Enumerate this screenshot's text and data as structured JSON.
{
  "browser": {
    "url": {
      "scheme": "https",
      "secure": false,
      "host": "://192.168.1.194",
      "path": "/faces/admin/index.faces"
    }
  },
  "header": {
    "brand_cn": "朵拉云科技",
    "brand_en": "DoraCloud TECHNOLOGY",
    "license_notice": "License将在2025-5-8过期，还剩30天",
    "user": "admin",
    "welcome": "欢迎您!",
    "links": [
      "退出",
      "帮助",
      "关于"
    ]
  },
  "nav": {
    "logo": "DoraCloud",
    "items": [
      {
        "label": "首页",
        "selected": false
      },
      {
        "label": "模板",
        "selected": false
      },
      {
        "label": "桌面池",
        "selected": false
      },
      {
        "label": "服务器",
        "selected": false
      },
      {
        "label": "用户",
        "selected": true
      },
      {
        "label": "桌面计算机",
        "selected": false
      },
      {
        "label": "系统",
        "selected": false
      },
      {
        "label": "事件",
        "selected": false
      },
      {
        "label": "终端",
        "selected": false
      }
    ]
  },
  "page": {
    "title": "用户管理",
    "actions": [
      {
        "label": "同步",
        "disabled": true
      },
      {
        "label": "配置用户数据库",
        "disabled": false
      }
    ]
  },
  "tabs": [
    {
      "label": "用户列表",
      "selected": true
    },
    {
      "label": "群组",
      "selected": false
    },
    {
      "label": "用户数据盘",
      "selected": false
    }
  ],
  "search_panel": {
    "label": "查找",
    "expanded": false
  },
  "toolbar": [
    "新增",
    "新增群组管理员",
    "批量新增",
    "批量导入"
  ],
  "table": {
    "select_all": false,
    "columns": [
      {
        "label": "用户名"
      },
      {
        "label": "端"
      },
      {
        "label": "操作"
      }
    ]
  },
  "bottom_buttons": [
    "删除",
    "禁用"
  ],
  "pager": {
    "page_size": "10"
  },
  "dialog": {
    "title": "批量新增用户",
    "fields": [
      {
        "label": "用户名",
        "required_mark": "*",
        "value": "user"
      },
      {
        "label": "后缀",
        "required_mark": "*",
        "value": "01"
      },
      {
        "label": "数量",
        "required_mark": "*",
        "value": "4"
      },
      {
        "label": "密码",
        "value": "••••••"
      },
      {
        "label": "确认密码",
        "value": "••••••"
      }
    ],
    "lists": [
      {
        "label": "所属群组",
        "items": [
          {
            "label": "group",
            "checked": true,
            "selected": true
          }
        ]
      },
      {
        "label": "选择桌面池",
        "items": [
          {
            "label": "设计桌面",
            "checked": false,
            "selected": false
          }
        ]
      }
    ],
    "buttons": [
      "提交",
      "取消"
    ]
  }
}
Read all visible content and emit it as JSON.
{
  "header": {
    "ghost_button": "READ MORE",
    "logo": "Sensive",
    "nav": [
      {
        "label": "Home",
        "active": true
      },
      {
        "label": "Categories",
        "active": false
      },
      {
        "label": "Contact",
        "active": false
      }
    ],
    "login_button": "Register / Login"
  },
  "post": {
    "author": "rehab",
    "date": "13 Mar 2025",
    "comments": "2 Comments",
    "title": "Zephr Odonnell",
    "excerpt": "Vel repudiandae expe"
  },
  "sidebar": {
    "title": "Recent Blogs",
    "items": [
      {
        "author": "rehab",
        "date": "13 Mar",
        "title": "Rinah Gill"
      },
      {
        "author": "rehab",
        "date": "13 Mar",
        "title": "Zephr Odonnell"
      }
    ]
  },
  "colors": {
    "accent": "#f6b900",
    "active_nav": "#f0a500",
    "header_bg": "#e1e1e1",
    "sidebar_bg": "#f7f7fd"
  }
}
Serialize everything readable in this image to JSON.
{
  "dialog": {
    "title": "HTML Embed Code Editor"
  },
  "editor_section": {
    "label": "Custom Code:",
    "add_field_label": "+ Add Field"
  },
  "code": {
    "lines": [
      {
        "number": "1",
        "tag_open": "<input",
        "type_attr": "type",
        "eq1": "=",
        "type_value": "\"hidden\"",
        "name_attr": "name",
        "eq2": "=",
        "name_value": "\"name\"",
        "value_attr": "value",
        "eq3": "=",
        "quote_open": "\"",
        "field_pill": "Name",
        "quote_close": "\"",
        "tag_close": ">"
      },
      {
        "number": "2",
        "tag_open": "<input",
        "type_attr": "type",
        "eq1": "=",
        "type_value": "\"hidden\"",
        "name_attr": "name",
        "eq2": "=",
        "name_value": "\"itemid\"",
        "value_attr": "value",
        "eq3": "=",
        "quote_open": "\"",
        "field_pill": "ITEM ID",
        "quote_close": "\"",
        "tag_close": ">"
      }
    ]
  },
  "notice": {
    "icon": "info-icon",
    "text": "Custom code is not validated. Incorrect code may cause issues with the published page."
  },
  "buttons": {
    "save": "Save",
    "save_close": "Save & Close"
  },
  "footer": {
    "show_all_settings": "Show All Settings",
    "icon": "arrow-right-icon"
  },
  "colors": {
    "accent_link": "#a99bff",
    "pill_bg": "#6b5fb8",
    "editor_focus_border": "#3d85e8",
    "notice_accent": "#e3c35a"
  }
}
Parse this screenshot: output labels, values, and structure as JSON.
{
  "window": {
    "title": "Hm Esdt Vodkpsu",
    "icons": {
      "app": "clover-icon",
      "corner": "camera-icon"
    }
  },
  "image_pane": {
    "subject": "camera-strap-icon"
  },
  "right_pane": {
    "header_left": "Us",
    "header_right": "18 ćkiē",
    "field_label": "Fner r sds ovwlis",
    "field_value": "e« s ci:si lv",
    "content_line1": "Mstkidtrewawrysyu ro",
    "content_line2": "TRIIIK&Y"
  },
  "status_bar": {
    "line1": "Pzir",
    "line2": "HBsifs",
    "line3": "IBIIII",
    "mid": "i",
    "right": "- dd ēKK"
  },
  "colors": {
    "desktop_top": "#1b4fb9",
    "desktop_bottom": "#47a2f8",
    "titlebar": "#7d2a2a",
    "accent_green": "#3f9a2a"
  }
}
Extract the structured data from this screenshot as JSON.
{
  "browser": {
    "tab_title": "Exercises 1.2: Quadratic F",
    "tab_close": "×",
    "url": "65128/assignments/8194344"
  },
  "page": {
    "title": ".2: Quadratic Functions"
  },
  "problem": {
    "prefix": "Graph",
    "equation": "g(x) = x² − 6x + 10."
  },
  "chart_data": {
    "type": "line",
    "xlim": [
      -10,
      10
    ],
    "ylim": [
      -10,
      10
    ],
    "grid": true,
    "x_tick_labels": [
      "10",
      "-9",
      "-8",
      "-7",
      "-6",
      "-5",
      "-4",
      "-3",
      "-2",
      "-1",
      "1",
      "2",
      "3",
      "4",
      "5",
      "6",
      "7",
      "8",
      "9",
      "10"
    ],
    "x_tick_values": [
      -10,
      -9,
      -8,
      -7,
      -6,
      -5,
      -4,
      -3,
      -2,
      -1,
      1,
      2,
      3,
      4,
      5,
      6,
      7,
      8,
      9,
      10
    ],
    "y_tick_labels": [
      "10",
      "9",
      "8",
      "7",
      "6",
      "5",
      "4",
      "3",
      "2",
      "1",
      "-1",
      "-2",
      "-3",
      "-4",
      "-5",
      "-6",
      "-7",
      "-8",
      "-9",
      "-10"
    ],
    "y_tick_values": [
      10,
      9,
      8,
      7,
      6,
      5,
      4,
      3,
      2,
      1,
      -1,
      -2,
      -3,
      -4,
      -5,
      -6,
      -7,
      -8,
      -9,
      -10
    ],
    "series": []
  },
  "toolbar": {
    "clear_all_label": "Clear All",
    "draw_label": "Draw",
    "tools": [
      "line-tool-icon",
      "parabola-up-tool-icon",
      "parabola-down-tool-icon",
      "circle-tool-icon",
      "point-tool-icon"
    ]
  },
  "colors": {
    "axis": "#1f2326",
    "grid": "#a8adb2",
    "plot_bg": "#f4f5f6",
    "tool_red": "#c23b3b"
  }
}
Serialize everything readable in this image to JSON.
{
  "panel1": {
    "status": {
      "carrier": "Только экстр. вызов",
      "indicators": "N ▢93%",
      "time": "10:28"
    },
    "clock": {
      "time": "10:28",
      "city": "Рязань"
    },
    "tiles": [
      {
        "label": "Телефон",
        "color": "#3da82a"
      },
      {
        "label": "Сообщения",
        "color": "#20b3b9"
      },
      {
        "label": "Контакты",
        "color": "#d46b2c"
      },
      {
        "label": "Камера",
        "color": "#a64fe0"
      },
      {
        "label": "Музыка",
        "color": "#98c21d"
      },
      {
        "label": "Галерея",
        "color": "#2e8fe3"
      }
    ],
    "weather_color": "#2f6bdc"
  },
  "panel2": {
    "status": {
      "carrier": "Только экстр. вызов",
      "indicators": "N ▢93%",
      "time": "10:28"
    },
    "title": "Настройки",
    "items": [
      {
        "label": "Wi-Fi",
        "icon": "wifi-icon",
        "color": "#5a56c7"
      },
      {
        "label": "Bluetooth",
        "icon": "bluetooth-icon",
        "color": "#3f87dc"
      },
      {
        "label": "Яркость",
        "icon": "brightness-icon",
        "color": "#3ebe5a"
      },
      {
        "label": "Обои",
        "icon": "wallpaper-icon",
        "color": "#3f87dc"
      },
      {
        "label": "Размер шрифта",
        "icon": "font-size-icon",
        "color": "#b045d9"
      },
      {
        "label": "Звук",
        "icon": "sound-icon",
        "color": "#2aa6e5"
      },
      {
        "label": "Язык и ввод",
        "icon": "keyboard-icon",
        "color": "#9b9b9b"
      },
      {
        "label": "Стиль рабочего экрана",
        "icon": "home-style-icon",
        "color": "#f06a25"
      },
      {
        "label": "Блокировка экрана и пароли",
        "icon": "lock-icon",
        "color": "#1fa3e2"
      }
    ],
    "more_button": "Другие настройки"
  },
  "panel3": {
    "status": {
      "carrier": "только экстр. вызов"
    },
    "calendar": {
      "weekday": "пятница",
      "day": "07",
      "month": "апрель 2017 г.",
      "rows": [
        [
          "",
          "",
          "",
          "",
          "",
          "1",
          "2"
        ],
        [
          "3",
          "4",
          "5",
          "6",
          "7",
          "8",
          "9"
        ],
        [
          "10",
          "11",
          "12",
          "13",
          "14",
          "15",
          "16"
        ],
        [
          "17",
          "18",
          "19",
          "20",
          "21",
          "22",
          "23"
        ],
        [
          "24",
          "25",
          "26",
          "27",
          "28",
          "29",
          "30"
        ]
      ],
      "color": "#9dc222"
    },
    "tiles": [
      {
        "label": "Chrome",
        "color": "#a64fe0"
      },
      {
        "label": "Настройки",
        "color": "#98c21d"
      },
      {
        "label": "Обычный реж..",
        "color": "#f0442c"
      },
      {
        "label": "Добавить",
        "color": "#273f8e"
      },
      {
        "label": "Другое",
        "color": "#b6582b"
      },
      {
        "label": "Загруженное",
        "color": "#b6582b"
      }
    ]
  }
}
= = = = =
▶ **JOB**:
Copy each line of the records that contains the word "экрана".

▶ **RESPONSE TO THE EXERCISE**:
        "label": "Стиль рабочего экрана",
        "label": "Блокировка экрана и пароли",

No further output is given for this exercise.